Provide the count of lines that hold "DELEGACIÓN" and no other output.

[Stored records]
◆ ◆ ◆ ◆ ◆

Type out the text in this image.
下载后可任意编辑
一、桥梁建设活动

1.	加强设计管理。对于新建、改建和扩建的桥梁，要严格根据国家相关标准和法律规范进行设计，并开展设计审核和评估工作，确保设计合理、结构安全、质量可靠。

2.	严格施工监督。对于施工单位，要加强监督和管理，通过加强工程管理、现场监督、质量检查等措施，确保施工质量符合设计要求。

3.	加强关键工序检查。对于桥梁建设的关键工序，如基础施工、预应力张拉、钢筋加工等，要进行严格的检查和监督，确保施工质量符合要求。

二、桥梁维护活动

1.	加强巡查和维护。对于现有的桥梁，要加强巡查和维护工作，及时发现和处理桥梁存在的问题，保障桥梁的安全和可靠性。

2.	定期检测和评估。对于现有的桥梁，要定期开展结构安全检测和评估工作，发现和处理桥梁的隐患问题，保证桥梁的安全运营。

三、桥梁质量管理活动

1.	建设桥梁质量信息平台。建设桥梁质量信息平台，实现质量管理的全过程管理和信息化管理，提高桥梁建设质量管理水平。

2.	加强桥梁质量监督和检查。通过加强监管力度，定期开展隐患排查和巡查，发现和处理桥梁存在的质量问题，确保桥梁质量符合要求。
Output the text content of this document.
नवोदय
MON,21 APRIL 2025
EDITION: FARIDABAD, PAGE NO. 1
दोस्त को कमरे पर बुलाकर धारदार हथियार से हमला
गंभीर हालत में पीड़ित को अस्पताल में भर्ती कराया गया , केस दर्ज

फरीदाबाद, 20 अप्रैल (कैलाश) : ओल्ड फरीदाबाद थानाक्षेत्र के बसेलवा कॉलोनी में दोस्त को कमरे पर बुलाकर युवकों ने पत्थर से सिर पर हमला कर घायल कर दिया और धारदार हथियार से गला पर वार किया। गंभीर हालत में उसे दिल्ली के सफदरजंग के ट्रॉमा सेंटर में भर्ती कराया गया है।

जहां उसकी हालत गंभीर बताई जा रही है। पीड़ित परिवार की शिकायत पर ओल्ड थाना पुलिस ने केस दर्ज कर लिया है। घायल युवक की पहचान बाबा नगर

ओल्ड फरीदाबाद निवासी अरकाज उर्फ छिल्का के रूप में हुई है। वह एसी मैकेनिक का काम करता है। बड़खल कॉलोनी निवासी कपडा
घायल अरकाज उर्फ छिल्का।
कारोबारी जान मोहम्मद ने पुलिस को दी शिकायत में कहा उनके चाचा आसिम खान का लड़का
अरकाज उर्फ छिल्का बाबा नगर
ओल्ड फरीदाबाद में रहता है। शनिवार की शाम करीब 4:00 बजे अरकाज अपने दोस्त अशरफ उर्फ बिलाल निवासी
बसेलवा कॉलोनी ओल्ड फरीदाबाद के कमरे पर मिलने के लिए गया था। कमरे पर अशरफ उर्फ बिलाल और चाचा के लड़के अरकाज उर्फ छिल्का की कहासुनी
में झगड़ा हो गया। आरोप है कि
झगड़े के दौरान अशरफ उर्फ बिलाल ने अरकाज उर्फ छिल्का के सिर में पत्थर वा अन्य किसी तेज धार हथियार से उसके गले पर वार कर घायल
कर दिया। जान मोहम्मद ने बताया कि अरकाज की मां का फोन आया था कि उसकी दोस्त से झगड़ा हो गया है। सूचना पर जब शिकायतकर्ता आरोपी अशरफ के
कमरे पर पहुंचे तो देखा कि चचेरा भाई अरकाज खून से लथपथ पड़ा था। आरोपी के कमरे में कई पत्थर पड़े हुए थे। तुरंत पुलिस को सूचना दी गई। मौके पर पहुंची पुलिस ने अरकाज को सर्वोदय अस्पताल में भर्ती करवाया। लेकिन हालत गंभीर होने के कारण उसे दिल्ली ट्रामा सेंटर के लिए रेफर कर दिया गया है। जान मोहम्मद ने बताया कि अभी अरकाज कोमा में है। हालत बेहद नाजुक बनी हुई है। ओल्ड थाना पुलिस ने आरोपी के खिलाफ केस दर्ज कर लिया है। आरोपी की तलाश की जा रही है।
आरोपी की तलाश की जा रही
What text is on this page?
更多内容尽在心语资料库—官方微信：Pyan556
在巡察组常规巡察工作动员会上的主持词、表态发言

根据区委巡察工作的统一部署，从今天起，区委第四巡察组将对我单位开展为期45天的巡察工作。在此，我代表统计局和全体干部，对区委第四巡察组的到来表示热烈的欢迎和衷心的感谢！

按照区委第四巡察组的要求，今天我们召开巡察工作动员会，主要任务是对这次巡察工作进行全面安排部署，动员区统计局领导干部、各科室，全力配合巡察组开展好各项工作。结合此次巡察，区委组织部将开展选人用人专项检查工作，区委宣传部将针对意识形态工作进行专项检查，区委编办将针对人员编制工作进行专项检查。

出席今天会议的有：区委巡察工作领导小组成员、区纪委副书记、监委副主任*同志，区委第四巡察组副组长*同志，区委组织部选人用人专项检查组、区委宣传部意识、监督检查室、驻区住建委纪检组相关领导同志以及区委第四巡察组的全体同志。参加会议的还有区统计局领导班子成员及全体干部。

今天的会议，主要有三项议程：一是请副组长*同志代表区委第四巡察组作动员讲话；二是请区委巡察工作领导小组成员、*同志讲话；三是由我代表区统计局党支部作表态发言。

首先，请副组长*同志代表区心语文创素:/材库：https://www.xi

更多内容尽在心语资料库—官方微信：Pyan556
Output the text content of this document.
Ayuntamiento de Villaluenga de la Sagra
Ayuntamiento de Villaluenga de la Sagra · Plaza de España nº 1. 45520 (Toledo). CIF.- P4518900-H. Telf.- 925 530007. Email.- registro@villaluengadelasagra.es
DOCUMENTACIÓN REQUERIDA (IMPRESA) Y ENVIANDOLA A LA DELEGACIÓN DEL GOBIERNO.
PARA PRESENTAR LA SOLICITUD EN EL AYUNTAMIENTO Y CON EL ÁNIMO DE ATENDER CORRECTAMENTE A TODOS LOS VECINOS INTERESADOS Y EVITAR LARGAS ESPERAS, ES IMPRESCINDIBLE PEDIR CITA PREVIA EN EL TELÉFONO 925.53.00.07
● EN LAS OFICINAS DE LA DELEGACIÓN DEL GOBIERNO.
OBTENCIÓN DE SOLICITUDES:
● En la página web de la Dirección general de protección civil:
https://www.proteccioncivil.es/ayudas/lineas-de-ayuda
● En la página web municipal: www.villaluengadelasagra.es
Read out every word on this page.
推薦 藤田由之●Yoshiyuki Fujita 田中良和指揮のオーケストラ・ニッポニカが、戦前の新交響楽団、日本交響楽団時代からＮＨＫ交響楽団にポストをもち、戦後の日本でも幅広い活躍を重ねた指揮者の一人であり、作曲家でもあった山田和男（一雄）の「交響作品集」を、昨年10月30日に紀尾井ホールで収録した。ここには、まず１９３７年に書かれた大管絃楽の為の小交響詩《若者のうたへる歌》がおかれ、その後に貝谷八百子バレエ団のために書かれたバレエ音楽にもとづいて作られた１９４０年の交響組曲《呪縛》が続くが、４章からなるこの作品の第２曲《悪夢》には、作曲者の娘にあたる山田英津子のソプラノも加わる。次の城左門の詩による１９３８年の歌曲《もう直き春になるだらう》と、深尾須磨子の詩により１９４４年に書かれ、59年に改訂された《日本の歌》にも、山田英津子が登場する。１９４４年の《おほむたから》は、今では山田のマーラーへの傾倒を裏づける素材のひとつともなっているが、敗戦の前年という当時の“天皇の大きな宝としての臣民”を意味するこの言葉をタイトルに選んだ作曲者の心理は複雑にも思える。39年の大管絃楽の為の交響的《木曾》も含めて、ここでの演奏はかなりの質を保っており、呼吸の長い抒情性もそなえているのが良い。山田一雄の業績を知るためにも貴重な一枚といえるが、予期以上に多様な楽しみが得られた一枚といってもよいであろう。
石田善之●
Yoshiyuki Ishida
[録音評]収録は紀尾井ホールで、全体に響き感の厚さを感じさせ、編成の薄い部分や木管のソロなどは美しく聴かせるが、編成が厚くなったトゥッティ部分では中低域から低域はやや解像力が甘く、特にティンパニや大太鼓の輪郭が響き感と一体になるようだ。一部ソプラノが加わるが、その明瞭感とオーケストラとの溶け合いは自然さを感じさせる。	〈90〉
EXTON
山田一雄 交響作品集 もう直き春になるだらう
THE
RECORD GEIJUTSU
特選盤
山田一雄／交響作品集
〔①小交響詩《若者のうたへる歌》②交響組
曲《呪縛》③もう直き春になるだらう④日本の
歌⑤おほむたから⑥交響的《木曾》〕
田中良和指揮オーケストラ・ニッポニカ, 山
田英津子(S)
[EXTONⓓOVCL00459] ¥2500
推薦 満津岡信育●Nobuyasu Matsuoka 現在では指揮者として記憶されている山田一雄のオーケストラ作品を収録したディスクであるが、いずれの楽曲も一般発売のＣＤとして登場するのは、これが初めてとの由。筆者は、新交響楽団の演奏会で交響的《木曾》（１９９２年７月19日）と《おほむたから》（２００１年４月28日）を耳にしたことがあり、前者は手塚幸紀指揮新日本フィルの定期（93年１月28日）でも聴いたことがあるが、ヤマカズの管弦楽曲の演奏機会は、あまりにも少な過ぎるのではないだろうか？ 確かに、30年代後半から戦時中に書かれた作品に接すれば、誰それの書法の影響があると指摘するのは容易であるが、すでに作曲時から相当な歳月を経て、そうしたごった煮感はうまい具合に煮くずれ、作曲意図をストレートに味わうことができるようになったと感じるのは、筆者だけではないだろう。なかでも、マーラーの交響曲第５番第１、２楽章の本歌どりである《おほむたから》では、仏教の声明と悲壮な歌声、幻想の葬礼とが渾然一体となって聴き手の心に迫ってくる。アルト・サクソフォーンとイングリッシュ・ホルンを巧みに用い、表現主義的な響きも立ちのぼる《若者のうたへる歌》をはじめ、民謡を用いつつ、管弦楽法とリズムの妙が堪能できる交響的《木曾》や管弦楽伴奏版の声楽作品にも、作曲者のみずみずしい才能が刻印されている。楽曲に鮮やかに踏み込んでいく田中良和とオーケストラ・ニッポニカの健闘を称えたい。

◆ ◆ ◆ ◆ ◆

EXERCISE SOLUTION:
2